Extracted records
-*-*-

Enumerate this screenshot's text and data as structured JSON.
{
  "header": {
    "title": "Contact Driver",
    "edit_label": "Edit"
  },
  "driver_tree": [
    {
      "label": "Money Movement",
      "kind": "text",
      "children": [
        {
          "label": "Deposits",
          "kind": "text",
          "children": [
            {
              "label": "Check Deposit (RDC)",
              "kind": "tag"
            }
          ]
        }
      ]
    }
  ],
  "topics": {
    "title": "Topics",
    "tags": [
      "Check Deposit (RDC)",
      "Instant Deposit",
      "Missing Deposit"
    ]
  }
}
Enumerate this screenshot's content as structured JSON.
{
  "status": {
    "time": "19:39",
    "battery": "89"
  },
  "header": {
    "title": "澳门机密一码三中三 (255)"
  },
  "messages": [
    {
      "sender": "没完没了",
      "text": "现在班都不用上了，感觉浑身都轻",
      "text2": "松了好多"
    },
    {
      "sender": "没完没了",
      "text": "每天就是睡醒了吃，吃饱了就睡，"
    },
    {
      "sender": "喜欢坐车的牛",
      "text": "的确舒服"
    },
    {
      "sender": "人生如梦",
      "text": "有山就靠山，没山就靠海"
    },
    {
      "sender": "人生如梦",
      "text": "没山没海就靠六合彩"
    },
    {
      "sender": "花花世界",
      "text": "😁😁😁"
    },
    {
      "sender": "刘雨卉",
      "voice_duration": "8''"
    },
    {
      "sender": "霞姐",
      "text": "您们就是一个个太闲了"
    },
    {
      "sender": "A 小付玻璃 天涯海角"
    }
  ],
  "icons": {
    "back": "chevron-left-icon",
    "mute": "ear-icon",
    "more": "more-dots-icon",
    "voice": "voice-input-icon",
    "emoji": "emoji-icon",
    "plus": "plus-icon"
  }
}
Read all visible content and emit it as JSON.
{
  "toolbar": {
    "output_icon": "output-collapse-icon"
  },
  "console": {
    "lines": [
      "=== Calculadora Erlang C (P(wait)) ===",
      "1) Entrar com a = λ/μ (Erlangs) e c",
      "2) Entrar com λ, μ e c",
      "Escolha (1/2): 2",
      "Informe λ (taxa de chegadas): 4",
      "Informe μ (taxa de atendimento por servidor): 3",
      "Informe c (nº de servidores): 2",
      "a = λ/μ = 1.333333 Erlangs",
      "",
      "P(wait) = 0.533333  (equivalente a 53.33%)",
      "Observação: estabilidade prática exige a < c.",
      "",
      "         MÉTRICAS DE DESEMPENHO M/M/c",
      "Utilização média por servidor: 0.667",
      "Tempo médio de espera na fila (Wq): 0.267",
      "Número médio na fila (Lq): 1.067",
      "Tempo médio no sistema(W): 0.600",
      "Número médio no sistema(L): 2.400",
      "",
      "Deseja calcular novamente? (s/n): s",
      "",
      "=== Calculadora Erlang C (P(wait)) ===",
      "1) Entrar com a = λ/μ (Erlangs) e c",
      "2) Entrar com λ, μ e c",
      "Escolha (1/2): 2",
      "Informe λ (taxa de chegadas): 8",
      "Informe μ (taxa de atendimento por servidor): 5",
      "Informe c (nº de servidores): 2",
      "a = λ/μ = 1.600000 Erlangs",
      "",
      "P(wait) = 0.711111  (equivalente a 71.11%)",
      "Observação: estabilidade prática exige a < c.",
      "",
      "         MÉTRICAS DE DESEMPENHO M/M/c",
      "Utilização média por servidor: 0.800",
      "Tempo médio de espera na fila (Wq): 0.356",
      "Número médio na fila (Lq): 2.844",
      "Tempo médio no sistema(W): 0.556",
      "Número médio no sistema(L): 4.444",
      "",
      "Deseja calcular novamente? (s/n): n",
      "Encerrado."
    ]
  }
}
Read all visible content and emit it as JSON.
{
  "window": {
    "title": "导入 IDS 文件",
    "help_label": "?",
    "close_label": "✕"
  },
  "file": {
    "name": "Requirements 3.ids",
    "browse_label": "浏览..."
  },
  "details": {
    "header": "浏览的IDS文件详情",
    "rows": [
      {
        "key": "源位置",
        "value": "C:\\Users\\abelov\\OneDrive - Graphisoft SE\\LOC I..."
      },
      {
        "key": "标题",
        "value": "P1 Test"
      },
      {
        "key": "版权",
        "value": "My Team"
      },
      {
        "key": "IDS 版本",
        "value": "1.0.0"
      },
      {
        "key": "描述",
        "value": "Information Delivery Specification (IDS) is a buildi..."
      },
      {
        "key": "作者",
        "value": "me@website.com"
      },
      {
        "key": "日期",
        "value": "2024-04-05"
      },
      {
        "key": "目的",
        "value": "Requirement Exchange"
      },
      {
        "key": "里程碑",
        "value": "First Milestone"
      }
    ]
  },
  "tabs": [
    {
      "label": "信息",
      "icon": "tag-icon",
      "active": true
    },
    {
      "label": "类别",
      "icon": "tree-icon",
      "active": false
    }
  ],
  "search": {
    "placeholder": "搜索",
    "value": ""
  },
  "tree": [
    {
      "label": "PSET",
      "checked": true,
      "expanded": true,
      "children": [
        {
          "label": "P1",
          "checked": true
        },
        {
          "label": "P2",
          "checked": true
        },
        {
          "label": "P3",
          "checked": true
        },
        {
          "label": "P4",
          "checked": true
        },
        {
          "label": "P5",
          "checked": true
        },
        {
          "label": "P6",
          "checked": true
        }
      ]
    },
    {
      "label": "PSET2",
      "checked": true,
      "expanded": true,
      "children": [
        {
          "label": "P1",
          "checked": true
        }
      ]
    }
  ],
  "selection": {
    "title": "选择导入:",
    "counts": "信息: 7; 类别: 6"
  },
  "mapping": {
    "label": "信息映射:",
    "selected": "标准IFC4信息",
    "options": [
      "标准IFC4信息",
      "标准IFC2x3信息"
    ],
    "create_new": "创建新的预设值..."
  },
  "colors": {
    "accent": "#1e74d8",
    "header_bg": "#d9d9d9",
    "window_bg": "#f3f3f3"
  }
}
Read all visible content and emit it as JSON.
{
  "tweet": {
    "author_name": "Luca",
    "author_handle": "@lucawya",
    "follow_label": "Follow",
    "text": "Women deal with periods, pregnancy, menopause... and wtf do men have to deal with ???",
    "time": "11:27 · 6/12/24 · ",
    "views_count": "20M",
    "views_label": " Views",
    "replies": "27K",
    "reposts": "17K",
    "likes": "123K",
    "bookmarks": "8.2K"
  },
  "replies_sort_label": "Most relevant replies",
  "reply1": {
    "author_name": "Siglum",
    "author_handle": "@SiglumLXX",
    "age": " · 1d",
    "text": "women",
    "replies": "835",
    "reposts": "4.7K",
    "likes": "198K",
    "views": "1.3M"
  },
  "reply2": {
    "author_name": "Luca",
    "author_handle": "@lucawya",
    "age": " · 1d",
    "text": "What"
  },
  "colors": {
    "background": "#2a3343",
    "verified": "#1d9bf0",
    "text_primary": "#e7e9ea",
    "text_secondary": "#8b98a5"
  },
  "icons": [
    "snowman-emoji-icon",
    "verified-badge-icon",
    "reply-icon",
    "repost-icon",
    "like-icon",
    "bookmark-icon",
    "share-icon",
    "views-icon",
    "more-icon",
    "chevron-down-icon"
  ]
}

-*-*-

_EXERCISE OBJECTIVE_
Restate the whole of the material exactly.

_REPLY_
Enumerate this screenshot's text and data as structured JSON.
{
  "header": {
    "title": "Contact Driver",
    "edit_label": "Edit"
  },
  "driver_tree": [
    {
      "label": "Money Movement",
      "kind": "text",
      "children": [
        {
          "label": "Deposits",
          "kind": "text",
          "children": [
            {
              "label": "Check Deposit (RDC)",
              "kind": "tag"
            }
          ]
        }
      ]
    }
  ],
  "topics": {
    "title": "Topics",
    "tags": [
      "Check Deposit (RDC)",
      "Instant Deposit",
      "Missing Deposit"
    ]
  }
}
Enumerate this screenshot's content as structured JSON.
{
  "status": {
    "time": "19:39",
    "battery": "89"
  },
  "header": {
    "title": "澳门机密一码三中三 (255)"
  },
  "messages": [
    {
      "sender": "没完没了",
      "text": "现在班都不用上了，感觉浑身都轻",
      "text2": "松了好多"
    },
    {
      "sender": "没完没了",
      "text": "每天就是睡醒了吃，吃饱了就睡，"
    },
    {
      "sender": "喜欢坐车的牛",
      "text": "的确舒服"
    },
    {
      "sender": "人生如梦",
      "text": "有山就靠山，没山就靠海"
    },
    {
      "sender": "人生如梦",
      "text": "没山没海就靠六合彩"
    },
    {
      "sender": "花花世界",
      "text": "😁😁😁"
    },
    {
      "sender": "刘雨卉",
      "voice_duration": "8''"
    },
    {
      "sender": "霞姐",
      "text": "您们就是一个个太闲了"
    },
    {
      "sender": "A 小付玻璃 天涯海角"
    }
  ],
  "icons": {
    "back": "chevron-left-icon",
    "mute": "ear-icon",
    "more": "more-dots-icon",
    "voice": "voice-input-icon",
    "emoji": "emoji-icon",
    "plus": "plus-icon"
  }
}
Read all visible content and emit it as JSON.
{
  "toolbar": {
    "output_icon": "output-collapse-icon"
  },
  "console": {
    "lines": [
      "=== Calculadora Erlang C (P(wait)) ===",
      "1) Entrar com a = λ/μ (Erlangs) e c",
      "2) Entrar com λ, μ e c",
      "Escolha (1/2): 2",
      "Informe λ (taxa de chegadas): 4",
      "Informe μ (taxa de atendimento por servidor): 3",
      "Informe c (nº de servidores): 2",
      "a = λ/μ = 1.333333 Erlangs",
      "",
      "P(wait) = 0.533333  (equivalente a 53.33%)",
      "Observação: estabilidade prática exige a < c.",
      "",
      "         MÉTRICAS DE DESEMPENHO M/M/c",
      "Utilização média por servidor: 0.667",
      "Tempo médio de espera na fila (Wq): 0.267",
      "Número médio na fila (Lq): 1.067",
      "Tempo médio no sistema(W): 0.600",
      "Número médio no sistema(L): 2.400",
      "",
      "Deseja calcular novamente? (s/n): s",
      "",
      "=== Calculadora Erlang C (P(wait)) ===",
      "1) Entrar com a = λ/μ (Erlangs) e c",
      "2) Entrar com λ, μ e c",
      "Escolha (1/2): 2",
      "Informe λ (taxa de chegadas): 8",
      "Informe μ (taxa de atendimento por servidor): 5",
      "Informe c (nº de servidores): 2",
      "a = λ/μ = 1.600000 Erlangs",
      "",
      "P(wait) = 0.711111  (equivalente a 71.11%)",
      "Observação: estabilidade prática exige a < c.",
      "",
      "         MÉTRICAS DE DESEMPENHO M/M/c",
      "Utilização média por servidor: 0.800",
      "Tempo médio de espera na fila (Wq): 0.356",
      "Número médio na fila (Lq): 2.844",
      "Tempo médio no sistema(W): 0.556",
      "Número médio no sistema(L): 4.444",
      "",
      "Deseja calcular novamente? (s/n): n",
      "Encerrado."
    ]
  }
}
Read all visible content and emit it as JSON.
{
  "window": {
    "title": "导入 IDS 文件",
    "help_label": "?",
    "close_label": "✕"
  },
  "file": {
    "name": "Requirements 3.ids",
    "browse_label": "浏览..."
  },
  "details": {
    "header": "浏览的IDS文件详情",
    "rows": [
      {
        "key": "源位置",
        "value": "C:\\Users\\abelov\\OneDrive - Graphisoft SE\\LOC I..."
      },
      {
        "key": "标题",
        "value": "P1 Test"
      },
      {
        "key": "版权",
        "value": "My Team"
      },
      {
        "key": "IDS 版本",
        "value": "1.0.0"
      },
      {
        "key": "描述",
        "value": "Information Delivery Specification (IDS) is a buildi..."
      },
      {
        "key": "作者",
        "value": "me@website.com"
      },
      {
        "key": "日期",
        "value": "2024-04-05"
      },
      {
        "key": "目的",
        "value": "Requirement Exchange"
      },
      {
        "key": "里程碑",
        "value": "First Milestone"
      }
    ]
  },
  "tabs": [
    {
      "label": "信息",
      "icon": "tag-icon",
      "active": true
    },
    {
      "label": "类别",
      "icon": "tree-icon",
      "active": false
    }
  ],
  "search": {
    "placeholder": "搜索",
    "value": ""
  },
  "tree": [
    {
      "label": "PSET",
      "checked": true,
      "expanded": true,
      "children": [
        {
          "label": "P1",
          "checked": true
        },
        {
          "label": "P2",
          "checked": true
        },
        {
          "label": "P3",
          "checked": true
        },
        {
          "label": "P4",
          "checked": true
        },
        {
          "label": "P5",
          "checked": true
        },
        {
          "label": "P6",
          "checked": true
        }
      ]
    },
    {
      "label": "PSET2",
      "checked": true,
      "expanded": true,
      "children": [
        {
          "label": "P1",
          "checked": true
        }
      ]
    }
  ],
  "selection": {
    "title": "选择导入:",
    "counts": "信息: 7; 类别: 6"
  },
  "mapping": {
    "label": "信息映射:",
    "selected": "标准IFC4信息",
    "options": [
      "标准IFC4信息",
      "标准IFC2x3信息"
    ],
    "create_new": "创建新的预设值..."
  },
  "colors": {
    "accent": "#1e74d8",
    "header_bg": "#d9d9d9",
    "window_bg": "#f3f3f3"
  }
}
Read all visible content and emit it as JSON.
{
  "tweet": {
    "author_name": "Luca",
    "author_handle": "@lucawya",
    "follow_label": "Follow",
    "text": "Women deal with periods, pregnancy, menopause... and wtf do men have to deal with ???",
    "time": "11:27 · 6/12/24 · ",
    "views_count": "20M",
    "views_label": " Views",
    "replies": "27K",
    "reposts": "17K",
    "likes": "123K",
    "bookmarks": "8.2K"
  },
  "replies_sort_label": "Most relevant replies",
  "reply1": {
    "author_name": "Siglum",
    "author_handle": "@SiglumLXX",
    "age": " · 1d",
    "text": "women",
    "replies": "835",
    "reposts": "4.7K",
    "likes": "198K",
    "views": "1.3M"
  },
  "reply2": {
    "author_name": "Luca",
    "author_handle": "@lucawya",
    "age": " · 1d",
    "text": "What"
  },
  "colors": {
    "background": "#2a3343",
    "verified": "#1d9bf0",
    "text_primary": "#e7e9ea",
    "text_secondary": "#8b98a5"
  },
  "icons": [
    "snowman-emoji-icon",
    "verified-badge-icon",
    "reply-icon",
    "repost-icon",
    "like-icon",
    "bookmark-icon",
    "share-icon",
    "views-icon",
    "more-icon",
    "chevron-down-icon"
  ]
}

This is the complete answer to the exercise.